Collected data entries
=-=-=-=-=

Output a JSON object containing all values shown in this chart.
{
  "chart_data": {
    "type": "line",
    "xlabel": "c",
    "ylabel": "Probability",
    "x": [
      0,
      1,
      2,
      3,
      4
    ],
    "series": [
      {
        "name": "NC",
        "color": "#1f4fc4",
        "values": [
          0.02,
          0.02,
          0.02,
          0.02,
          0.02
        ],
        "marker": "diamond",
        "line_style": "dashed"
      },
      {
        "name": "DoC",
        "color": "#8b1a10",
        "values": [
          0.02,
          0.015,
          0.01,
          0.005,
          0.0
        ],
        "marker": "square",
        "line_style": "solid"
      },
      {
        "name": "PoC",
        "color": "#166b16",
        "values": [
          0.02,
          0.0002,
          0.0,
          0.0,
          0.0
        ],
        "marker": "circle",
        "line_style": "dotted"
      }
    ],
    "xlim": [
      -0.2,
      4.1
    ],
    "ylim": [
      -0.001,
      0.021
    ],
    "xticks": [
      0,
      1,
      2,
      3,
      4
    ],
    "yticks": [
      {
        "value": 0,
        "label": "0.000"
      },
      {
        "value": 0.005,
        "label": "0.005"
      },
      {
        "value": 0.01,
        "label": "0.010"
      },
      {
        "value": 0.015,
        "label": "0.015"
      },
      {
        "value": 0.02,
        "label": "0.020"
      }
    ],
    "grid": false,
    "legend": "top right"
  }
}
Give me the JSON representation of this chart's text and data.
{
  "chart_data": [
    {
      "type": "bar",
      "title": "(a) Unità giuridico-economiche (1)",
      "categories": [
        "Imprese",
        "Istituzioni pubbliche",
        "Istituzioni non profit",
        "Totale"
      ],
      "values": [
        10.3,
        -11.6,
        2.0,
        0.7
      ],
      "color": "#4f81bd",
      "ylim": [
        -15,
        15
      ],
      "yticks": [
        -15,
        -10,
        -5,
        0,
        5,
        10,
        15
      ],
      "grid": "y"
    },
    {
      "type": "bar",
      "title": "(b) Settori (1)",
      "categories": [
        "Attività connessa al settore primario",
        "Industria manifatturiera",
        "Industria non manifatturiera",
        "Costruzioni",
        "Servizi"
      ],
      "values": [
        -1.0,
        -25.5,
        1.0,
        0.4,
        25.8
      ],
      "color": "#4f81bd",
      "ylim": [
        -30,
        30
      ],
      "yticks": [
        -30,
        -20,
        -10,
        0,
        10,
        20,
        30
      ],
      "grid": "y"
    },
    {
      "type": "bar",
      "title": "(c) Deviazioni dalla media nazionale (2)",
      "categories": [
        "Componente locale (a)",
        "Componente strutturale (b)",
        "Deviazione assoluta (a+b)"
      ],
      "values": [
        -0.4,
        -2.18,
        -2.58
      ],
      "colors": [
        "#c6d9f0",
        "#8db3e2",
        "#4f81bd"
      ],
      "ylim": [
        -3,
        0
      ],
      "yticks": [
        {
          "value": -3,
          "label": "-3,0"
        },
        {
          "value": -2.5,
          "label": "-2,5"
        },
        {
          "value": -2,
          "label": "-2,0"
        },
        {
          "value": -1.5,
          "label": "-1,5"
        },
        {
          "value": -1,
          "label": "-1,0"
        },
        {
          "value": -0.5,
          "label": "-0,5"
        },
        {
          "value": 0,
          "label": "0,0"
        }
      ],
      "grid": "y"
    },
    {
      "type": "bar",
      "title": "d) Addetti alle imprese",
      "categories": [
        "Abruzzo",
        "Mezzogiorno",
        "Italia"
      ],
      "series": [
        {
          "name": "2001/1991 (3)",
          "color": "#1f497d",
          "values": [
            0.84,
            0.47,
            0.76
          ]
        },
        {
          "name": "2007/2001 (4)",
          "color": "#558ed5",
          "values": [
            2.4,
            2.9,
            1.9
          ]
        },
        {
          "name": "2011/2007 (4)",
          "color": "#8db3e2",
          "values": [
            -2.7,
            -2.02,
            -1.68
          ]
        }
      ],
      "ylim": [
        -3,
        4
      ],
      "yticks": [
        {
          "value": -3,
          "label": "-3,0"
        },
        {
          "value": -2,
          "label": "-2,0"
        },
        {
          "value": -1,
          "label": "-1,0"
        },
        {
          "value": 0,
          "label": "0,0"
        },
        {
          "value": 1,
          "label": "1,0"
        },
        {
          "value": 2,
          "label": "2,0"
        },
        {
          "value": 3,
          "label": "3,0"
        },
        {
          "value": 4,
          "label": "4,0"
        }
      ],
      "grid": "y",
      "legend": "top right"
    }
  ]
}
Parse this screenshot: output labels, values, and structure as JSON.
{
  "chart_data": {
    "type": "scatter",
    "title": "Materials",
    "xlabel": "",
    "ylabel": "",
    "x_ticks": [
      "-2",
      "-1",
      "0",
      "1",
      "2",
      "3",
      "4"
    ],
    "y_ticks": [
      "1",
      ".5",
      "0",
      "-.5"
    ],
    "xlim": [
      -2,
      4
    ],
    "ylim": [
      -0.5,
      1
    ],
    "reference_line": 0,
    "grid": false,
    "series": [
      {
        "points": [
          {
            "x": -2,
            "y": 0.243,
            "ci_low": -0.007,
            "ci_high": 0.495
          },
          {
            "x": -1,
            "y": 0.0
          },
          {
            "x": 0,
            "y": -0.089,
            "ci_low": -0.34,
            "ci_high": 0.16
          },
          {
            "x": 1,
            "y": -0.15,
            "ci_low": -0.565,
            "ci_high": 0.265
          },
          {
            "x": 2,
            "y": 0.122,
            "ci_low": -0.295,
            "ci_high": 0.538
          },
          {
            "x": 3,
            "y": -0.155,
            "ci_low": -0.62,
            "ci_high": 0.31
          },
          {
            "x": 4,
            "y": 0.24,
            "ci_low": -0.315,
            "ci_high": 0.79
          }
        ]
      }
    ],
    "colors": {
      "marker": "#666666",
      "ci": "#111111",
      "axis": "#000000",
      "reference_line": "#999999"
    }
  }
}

=-=-=-=-=

Task to carry out – Write out every record, exactly as written.

Response to the exercise –
Output a JSON object containing all values shown in this chart.
{
  "chart_data": {
    "type": "line",
    "xlabel": "c",
    "ylabel": "Probability",
    "x": [
      0,
      1,
      2,
      3,
      4
    ],
    "series": [
      {
        "name": "NC",
        "color": "#1f4fc4",
        "values": [
          0.02,
          0.02,
          0.02,
          0.02,
          0.02
        ],
        "marker": "diamond",
        "line_style": "dashed"
      },
      {
        "name": "DoC",
        "color": "#8b1a10",
        "values": [
          0.02,
          0.015,
          0.01,
          0.005,
          0.0
        ],
        "marker": "square",
        "line_style": "solid"
      },
      {
        "name": "PoC",
        "color": "#166b16",
        "values": [
          0.02,
          0.0002,
          0.0,
          0.0,
          0.0
        ],
        "marker": "circle",
        "line_style": "dotted"
      }
    ],
    "xlim": [
      -0.2,
      4.1
    ],
    "ylim": [
      -0.001,
      0.021
    ],
    "xticks": [
      0,
      1,
      2,
      3,
      4
    ],
    "yticks": [
      {
        "value": 0,
        "label": "0.000"
      },
      {
        "value": 0.005,
        "label": "0.005"
      },
      {
        "value": 0.01,
        "label": "0.010"
      },
      {
        "value": 0.015,
        "label": "0.015"
      },
      {
        "value": 0.02,
        "label": "0.020"
      }
    ],
    "grid": false,
    "legend": "top right"
  }
}
Give me the JSON representation of this chart's text and data.
{
  "chart_data": [
    {
      "type": "bar",
      "title": "(a) Unità giuridico-economiche (1)",
      "categories": [
        "Imprese",
        "Istituzioni pubbliche",
        "Istituzioni non profit",
        "Totale"
      ],
      "values": [
        10.3,
        -11.6,
        2.0,
        0.7
      ],
      "color": "#4f81bd",
      "ylim": [
        -15,
        15
      ],
      "yticks": [
        -15,
        -10,
        -5,
        0,
        5,
        10,
        15
      ],
      "grid": "y"
    },
    {
      "type": "bar",
      "title": "(b) Settori (1)",
      "categories": [
        "Attività connessa al settore primario",
        "Industria manifatturiera",
        "Industria non manifatturiera",
        "Costruzioni",
        "Servizi"
      ],
      "values": [
        -1.0,
        -25.5,
        1.0,
        0.4,
        25.8
      ],
      "color": "#4f81bd",
      "ylim": [
        -30,
        30
      ],
      "yticks": [
        -30,
        -20,
        -10,
        0,
        10,
        20,
        30
      ],
      "grid": "y"
    },
    {
      "type": "bar",
      "title": "(c) Deviazioni dalla media nazionale (2)",
      "categories": [
        "Componente locale (a)",
        "Componente strutturale (b)",
        "Deviazione assoluta (a+b)"
      ],
      "values": [
        -0.4,
        -2.18,
        -2.58
      ],
      "colors": [
        "#c6d9f0",
        "#8db3e2",
        "#4f81bd"
      ],
      "ylim": [
        -3,
        0
      ],
      "yticks": [
        {
          "value": -3,
          "label": "-3,0"
        },
        {
          "value": -2.5,
          "label": "-2,5"
        },
        {
          "value": -2,
          "label": "-2,0"
        },
        {
          "value": -1.5,
          "label": "-1,5"
        },
        {
          "value": -1,
          "label": "-1,0"
        },
        {
          "value": -0.5,
          "label": "-0,5"
        },
        {
          "value": 0,
          "label": "0,0"
        }
      ],
      "grid": "y"
    },
    {
      "type": "bar",
      "title": "d) Addetti alle imprese",
      "categories": [
        "Abruzzo",
        "Mezzogiorno",
        "Italia"
      ],
      "series": [
        {
          "name": "2001/1991 (3)",
          "color": "#1f497d",
          "values": [
            0.84,
            0.47,
            0.76
          ]
        },
        {
          "name": "2007/2001 (4)",
          "color": "#558ed5",
          "values": [
            2.4,
            2.9,
            1.9
          ]
        },
        {
          "name": "2011/2007 (4)",
          "color": "#8db3e2",
          "values": [
            -2.7,
            -2.02,
            -1.68
          ]
        }
      ],
      "ylim": [
        -3,
        4
      ],
      "yticks": [
        {
          "value": -3,
          "label": "-3,0"
        },
        {
          "value": -2,
          "label": "-2,0"
        },
        {
          "value": -1,
          "label": "-1,0"
        },
        {
          "value": 0,
          "label": "0,0"
        },
        {
          "value": 1,
          "label": "1,0"
        },
        {
          "value": 2,
          "label": "2,0"
        },
        {
          "value": 3,
          "label": "3,0"
        },
        {
          "value": 4,
          "label": "4,0"
        }
      ],
      "grid": "y",
      "legend": "top right"
    }
  ]
}
Parse this screenshot: output labels, values, and structure as JSON.
{
  "chart_data": {
    "type": "scatter",
    "title": "Materials",
    "xlabel": "",
    "ylabel": "",
    "x_ticks": [
      "-2",
      "-1",
      "0",
      "1",
      "2",
      "3",
      "4"
    ],
    "y_ticks": [
      "1",
      ".5",
      "0",
      "-.5"
    ],
    "xlim": [
      -2,
      4
    ],
    "ylim": [
      -0.5,
      1
    ],
    "reference_line": 0,
    "grid": false,
    "series": [
      {
        "points": [
          {
            "x": -2,
            "y": 0.243,
            "ci_low": -0.007,
            "ci_high": 0.495
          },
          {
            "x": -1,
            "y": 0.0
          },
          {
            "x": 0,
            "y": -0.089,
            "ci_low": -0.34,
            "ci_high": 0.16
          },
          {
            "x": 1,
            "y": -0.15,
            "ci_low": -0.565,
            "ci_high": 0.265
          },
          {
            "x": 2,
            "y": 0.122,
            "ci_low": -0.295,
            "ci_high": 0.538
          },
          {
            "x": 3,
            "y": -0.155,
            "ci_low": -0.62,
            "ci_high": 0.31
          },
          {
            "x": 4,
            "y": 0.24,
            "ci_low": -0.315,
            "ci_high": 0.79
          }
        ]
      }
    ],
    "colors": {
      "marker": "#666666",
      "ci": "#111111",
      "axis": "#000000",
      "reference_line": "#999999"
    }
  }
}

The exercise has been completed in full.